Data tied to figure images
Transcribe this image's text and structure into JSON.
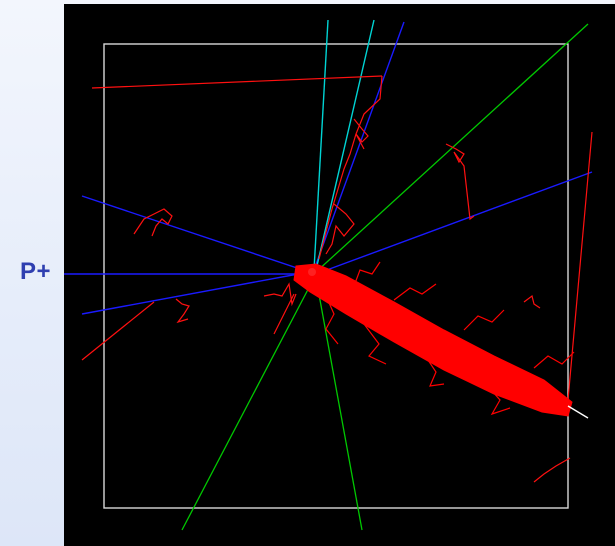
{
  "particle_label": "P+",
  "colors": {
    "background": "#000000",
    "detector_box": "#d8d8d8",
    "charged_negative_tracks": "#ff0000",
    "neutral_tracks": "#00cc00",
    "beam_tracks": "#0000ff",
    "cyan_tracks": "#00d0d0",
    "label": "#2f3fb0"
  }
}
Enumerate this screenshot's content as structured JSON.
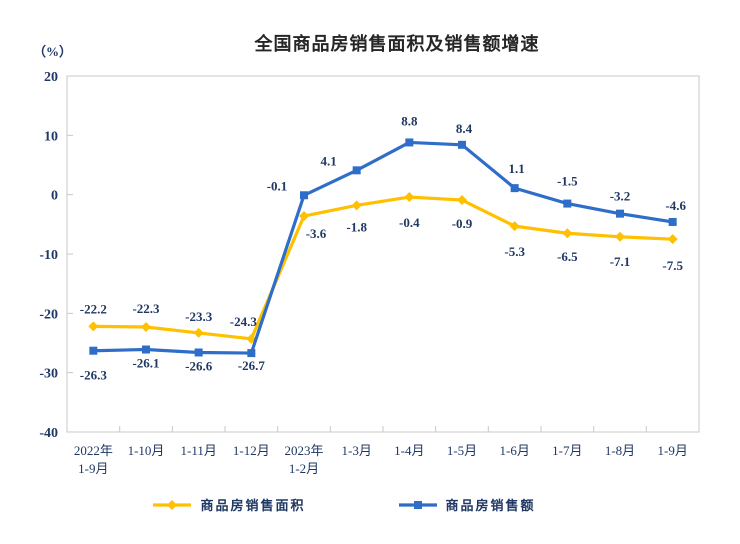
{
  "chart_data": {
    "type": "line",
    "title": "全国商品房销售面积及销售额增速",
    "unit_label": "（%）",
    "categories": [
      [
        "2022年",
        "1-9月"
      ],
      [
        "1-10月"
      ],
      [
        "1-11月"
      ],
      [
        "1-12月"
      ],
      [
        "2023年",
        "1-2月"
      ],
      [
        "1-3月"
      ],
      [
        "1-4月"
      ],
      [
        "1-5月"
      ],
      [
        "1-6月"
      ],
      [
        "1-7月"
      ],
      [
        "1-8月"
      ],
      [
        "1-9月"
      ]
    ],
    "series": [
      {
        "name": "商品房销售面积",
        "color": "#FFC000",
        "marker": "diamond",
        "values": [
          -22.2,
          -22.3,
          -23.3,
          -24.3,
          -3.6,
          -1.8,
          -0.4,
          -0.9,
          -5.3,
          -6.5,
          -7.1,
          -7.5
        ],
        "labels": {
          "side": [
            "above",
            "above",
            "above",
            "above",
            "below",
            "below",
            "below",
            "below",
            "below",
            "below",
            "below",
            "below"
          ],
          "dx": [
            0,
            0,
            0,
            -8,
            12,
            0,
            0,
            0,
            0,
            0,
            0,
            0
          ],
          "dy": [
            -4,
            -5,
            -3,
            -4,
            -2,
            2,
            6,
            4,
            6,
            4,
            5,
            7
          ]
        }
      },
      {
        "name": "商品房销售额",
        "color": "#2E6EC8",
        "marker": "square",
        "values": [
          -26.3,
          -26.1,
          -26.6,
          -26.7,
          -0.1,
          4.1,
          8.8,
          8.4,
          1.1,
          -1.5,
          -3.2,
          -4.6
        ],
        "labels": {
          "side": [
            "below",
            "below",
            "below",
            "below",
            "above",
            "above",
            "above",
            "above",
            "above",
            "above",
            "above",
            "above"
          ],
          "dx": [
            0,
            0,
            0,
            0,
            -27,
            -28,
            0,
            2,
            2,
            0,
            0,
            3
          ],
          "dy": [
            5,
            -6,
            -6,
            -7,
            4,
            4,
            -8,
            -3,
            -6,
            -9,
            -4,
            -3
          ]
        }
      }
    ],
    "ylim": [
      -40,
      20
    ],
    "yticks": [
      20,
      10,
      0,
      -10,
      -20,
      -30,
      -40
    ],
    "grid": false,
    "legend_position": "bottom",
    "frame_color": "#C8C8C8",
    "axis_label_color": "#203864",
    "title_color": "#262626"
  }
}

==

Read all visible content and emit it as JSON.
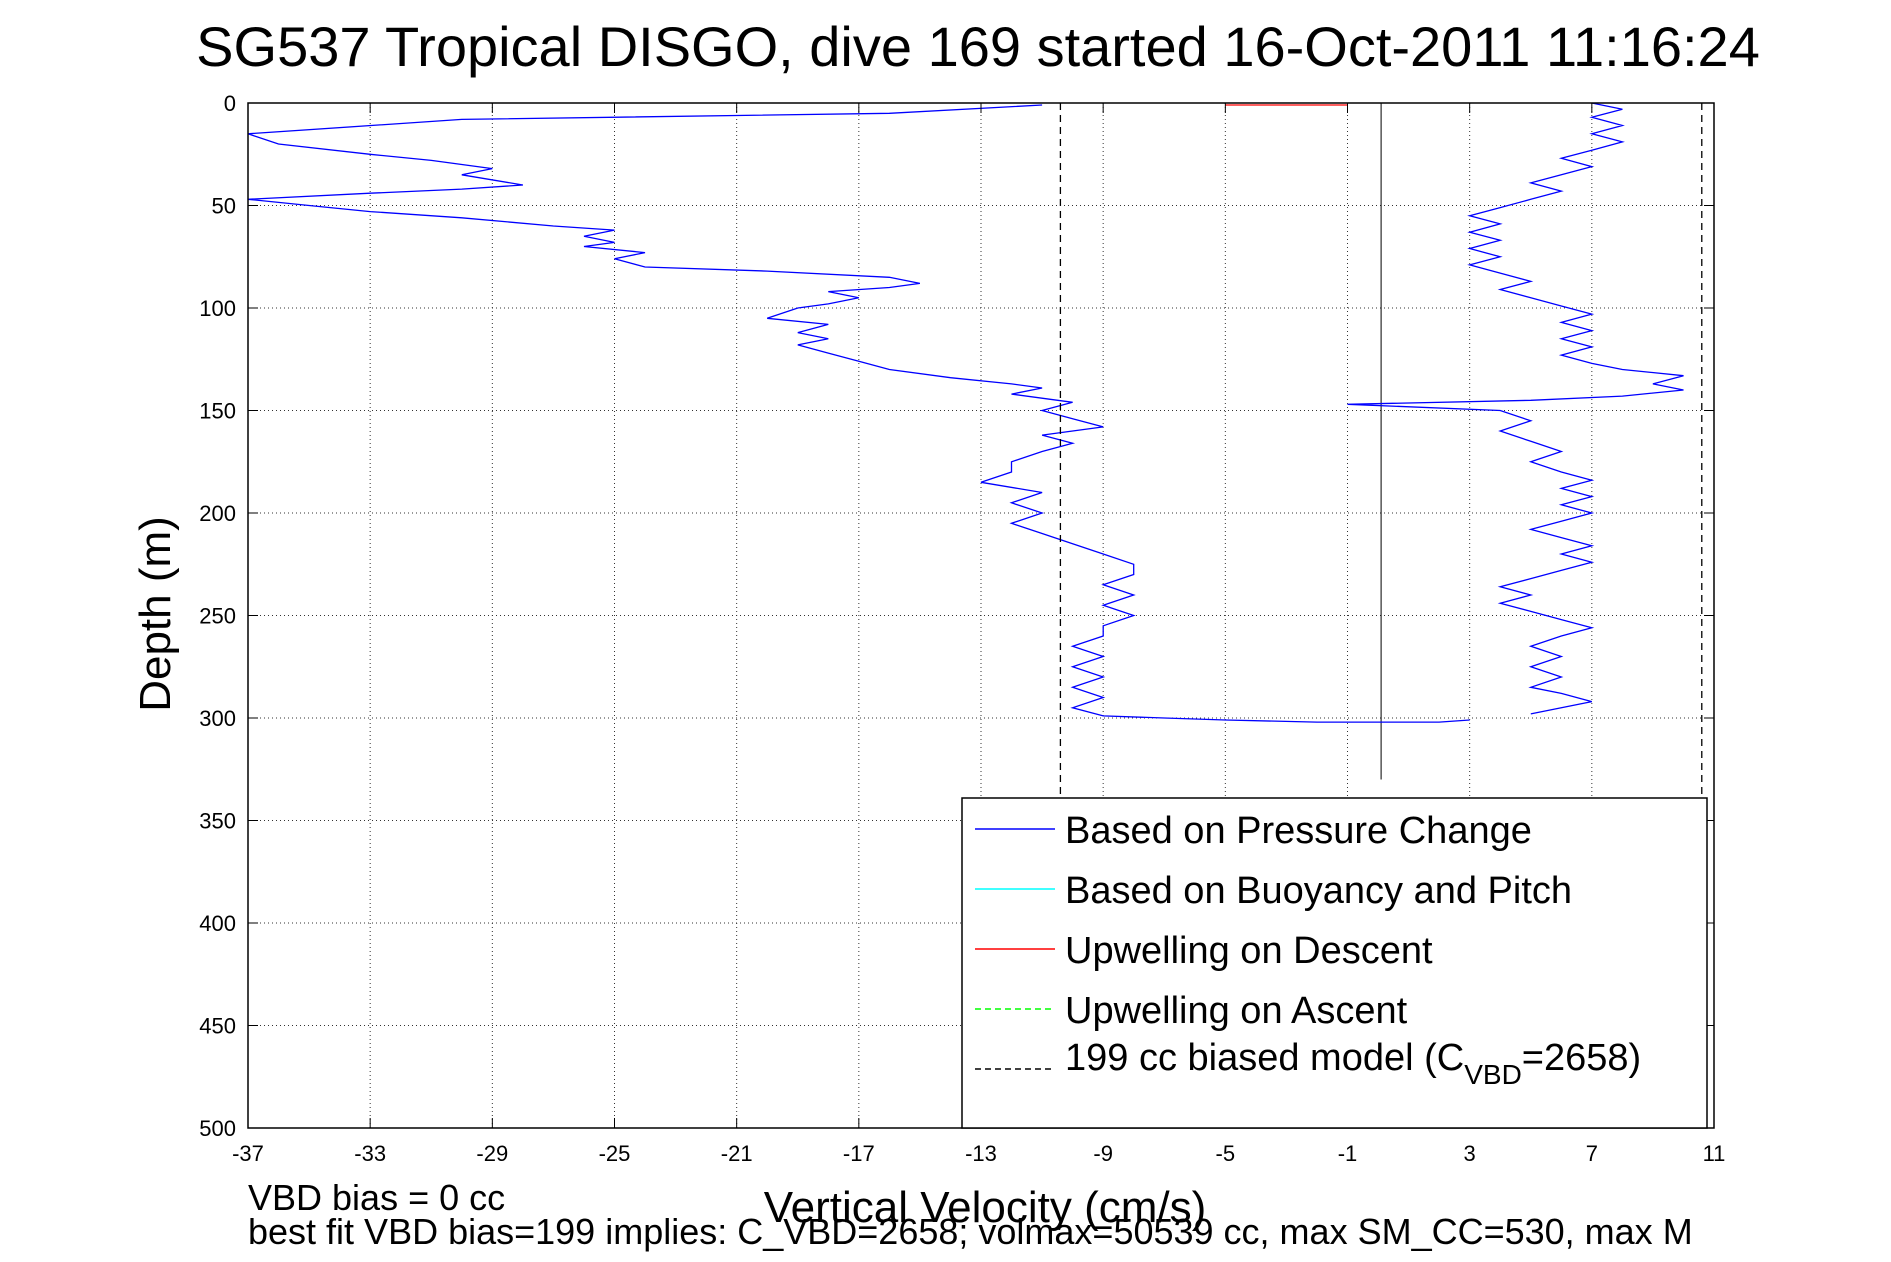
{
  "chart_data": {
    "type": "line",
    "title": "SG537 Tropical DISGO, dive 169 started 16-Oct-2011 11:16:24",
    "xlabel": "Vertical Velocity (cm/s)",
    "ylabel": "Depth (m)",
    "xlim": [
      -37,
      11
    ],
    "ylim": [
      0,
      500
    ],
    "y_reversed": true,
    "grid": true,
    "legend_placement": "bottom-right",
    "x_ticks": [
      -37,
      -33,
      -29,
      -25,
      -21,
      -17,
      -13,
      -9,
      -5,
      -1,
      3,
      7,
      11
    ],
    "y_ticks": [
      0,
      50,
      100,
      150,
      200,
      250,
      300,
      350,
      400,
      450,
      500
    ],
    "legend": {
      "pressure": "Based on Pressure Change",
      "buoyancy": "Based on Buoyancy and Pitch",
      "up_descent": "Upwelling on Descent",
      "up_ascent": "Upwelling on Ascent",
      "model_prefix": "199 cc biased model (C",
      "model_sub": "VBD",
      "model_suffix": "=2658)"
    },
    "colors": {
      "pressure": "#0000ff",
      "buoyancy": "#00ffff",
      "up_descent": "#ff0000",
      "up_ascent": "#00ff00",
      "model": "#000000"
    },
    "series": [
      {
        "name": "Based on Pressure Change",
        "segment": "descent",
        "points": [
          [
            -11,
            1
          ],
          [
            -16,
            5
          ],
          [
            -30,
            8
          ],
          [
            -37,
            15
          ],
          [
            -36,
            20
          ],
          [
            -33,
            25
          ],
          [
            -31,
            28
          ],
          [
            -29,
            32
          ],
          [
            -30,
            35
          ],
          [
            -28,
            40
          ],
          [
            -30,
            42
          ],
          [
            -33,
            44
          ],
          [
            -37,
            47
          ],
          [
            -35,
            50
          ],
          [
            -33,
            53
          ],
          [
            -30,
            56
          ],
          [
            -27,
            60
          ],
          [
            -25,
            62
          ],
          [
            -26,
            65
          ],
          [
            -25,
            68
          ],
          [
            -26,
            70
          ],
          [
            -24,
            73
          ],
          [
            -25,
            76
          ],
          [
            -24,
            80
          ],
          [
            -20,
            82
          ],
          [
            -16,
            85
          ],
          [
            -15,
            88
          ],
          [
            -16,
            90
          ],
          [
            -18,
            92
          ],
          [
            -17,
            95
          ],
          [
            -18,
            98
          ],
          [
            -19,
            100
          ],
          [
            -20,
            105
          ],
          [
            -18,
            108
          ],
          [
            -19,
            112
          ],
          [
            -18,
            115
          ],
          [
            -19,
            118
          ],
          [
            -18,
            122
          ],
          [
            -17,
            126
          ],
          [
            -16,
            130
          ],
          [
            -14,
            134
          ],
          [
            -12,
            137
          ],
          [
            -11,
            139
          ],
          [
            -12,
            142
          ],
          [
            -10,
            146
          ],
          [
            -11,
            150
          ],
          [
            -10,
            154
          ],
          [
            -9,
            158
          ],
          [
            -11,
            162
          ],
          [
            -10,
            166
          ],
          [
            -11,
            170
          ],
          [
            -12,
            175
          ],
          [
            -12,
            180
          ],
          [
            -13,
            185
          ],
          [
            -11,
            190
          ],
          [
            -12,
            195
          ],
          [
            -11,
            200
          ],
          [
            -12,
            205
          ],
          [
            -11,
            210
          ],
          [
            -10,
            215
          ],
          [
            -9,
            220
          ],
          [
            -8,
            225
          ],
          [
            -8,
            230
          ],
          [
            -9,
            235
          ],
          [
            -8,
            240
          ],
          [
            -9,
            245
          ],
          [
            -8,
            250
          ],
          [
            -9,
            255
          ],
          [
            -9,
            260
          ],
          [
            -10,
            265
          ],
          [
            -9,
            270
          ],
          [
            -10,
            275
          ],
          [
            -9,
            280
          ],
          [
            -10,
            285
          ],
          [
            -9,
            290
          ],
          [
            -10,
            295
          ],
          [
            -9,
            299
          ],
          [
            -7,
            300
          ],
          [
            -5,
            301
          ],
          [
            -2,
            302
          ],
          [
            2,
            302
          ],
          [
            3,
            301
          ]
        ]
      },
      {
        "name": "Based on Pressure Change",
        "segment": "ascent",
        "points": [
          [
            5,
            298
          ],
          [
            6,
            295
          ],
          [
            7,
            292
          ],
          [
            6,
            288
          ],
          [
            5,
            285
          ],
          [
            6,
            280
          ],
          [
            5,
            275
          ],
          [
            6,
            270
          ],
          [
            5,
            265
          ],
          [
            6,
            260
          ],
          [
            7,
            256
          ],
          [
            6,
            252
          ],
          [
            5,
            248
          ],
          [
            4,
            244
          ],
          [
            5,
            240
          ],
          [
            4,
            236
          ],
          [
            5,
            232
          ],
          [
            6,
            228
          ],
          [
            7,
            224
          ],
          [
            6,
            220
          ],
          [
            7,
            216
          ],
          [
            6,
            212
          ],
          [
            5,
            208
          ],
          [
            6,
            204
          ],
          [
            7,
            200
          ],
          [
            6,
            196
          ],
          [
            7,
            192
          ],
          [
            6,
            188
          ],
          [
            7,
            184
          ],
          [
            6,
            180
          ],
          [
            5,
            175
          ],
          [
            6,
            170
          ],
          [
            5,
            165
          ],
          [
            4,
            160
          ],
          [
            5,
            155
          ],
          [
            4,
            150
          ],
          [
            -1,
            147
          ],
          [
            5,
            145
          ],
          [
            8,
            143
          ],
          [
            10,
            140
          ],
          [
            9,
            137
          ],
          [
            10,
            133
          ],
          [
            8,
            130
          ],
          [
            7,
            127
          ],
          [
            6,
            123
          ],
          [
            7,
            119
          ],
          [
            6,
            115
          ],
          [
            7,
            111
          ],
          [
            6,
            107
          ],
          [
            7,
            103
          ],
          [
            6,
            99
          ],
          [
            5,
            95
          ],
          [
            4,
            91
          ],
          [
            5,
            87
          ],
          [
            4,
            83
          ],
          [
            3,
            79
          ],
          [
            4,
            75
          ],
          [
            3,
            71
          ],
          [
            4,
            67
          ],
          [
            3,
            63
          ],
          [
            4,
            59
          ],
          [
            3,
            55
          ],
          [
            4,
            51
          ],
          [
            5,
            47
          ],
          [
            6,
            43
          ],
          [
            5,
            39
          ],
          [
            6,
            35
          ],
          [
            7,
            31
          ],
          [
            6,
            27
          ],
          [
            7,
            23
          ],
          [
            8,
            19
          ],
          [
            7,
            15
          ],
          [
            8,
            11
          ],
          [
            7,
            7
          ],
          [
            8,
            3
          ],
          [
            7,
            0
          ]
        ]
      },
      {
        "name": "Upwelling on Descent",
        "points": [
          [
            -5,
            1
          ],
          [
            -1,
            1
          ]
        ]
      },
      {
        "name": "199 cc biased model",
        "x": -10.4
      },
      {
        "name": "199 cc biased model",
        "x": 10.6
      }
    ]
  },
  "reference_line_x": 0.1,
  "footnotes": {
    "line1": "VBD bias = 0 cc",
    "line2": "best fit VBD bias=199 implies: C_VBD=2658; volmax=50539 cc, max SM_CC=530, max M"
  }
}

The exercise:
Where does the word "buoyancy" appear? Return each line that holds it.

Answer to this problem:
      "buoyancy": "Based on Buoyancy and Pitch",
      "buoyancy": "#00ffff",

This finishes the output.